• Objective:
Every record must be written out once more, with nothing added or omitted.

• Data provided:
= = =

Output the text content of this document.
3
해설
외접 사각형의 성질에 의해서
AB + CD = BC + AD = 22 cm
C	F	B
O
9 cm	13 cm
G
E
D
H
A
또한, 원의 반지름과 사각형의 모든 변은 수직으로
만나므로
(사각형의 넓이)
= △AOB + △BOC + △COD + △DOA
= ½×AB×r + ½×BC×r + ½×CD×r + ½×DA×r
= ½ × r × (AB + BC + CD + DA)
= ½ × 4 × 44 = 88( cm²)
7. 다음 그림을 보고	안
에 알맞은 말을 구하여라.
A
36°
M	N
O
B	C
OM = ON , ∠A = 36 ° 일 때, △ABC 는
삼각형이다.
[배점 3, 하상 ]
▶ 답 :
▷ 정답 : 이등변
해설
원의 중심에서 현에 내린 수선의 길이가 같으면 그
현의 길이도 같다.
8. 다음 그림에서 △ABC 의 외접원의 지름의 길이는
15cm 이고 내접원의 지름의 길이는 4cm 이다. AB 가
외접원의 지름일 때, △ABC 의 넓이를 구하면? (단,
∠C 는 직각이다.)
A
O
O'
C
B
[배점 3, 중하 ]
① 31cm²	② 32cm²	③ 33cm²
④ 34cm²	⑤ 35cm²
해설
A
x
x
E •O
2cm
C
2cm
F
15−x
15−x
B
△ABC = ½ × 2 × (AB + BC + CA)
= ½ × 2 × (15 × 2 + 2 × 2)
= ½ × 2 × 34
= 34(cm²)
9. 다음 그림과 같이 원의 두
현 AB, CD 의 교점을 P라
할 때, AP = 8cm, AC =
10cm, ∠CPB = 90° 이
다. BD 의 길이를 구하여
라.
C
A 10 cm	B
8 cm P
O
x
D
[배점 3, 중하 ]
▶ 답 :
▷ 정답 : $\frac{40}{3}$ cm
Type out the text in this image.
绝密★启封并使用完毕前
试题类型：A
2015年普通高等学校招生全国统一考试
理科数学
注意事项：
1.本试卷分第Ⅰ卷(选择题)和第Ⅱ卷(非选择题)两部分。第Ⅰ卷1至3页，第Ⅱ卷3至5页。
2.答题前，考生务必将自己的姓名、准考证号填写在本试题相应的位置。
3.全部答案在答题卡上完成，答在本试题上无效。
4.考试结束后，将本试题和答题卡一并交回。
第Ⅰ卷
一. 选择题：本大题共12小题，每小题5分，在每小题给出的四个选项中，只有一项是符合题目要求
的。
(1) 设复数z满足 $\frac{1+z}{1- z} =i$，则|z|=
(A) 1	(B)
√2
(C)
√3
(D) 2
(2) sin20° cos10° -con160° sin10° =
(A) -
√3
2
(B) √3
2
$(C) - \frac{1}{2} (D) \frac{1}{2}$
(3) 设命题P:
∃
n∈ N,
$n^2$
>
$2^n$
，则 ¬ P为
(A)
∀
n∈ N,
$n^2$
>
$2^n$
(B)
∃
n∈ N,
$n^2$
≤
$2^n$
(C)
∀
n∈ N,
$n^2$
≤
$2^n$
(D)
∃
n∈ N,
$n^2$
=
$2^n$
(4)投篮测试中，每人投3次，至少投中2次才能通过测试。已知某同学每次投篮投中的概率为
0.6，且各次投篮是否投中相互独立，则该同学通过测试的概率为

= = =

• Solution to this task:
Output the text content of this document.
3
해설
외접 사각형의 성질에 의해서
AB + CD = BC + AD = 22 cm
C	F	B
O
9 cm	13 cm
G
E
D
H
A
또한, 원의 반지름과 사각형의 모든 변은 수직으로
만나므로
(사각형의 넓이)
= △AOB + △BOC + △COD + △DOA
= ½×AB×r + ½×BC×r + ½×CD×r + ½×DA×r
= ½ × r × (AB + BC + CD + DA)
= ½ × 4 × 44 = 88( cm²)
7. 다음 그림을 보고	안
에 알맞은 말을 구하여라.
A
36°
M	N
O
B	C
OM = ON , ∠A = 36 ° 일 때, △ABC 는
삼각형이다.
[배점 3, 하상 ]
▶ 답 :
▷ 정답 : 이등변
해설
원의 중심에서 현에 내린 수선의 길이가 같으면 그
현의 길이도 같다.
8. 다음 그림에서 △ABC 의 외접원의 지름의 길이는
15cm 이고 내접원의 지름의 길이는 4cm 이다. AB 가
외접원의 지름일 때, △ABC 의 넓이를 구하면? (단,
∠C 는 직각이다.)
A
O
O'
C
B
[배점 3, 중하 ]
① 31cm²	② 32cm²	③ 33cm²
④ 34cm²	⑤ 35cm²
해설
A
x
x
E •O
2cm
C
2cm
F
15−x
15−x
B
△ABC = ½ × 2 × (AB + BC + CA)
= ½ × 2 × (15 × 2 + 2 × 2)
= ½ × 2 × 34
= 34(cm²)
9. 다음 그림과 같이 원의 두
현 AB, CD 의 교점을 P라
할 때, AP = 8cm, AC =
10cm, ∠CPB = 90° 이
다. BD 의 길이를 구하여
라.
C
A 10 cm	B
8 cm P
O
x
D
[배점 3, 중하 ]
▶ 답 :
▷ 정답 : $\frac{40}{3}$ cm
Type out the text in this image.
绝密★启封并使用完毕前
试题类型：A
2015年普通高等学校招生全国统一考试
理科数学
注意事项：
1.本试卷分第Ⅰ卷(选择题)和第Ⅱ卷(非选择题)两部分。第Ⅰ卷1至3页，第Ⅱ卷3至5页。
2.答题前，考生务必将自己的姓名、准考证号填写在本试题相应的位置。
3.全部答案在答题卡上完成，答在本试题上无效。
4.考试结束后，将本试题和答题卡一并交回。
第Ⅰ卷
一. 选择题：本大题共12小题，每小题5分，在每小题给出的四个选项中，只有一项是符合题目要求
的。
(1) 设复数z满足 $\frac{1+z}{1- z} =i$，则|z|=
(A) 1	(B)
√2
(C)
√3
(D) 2
(2) sin20° cos10° -con160° sin10° =
(A) -
√3
2
(B) √3
2
$(C) - \frac{1}{2} (D) \frac{1}{2}$
(3) 设命题P:
∃
n∈ N,
$n^2$
>
$2^n$
，则 ¬ P为
(A)
∀
n∈ N,
$n^2$
>
$2^n$
(B)
∃
n∈ N,
$n^2$
≤
$2^n$
(C)
∀
n∈ N,
$n^2$
≤
$2^n$
(D)
∃
n∈ N,
$n^2$
=
$2^n$
(4)投篮测试中，每人投3次，至少投中2次才能通过测试。已知某同学每次投篮投中的概率为
0.6，且各次投篮是否投中相互独立，则该同学通过测试的概率为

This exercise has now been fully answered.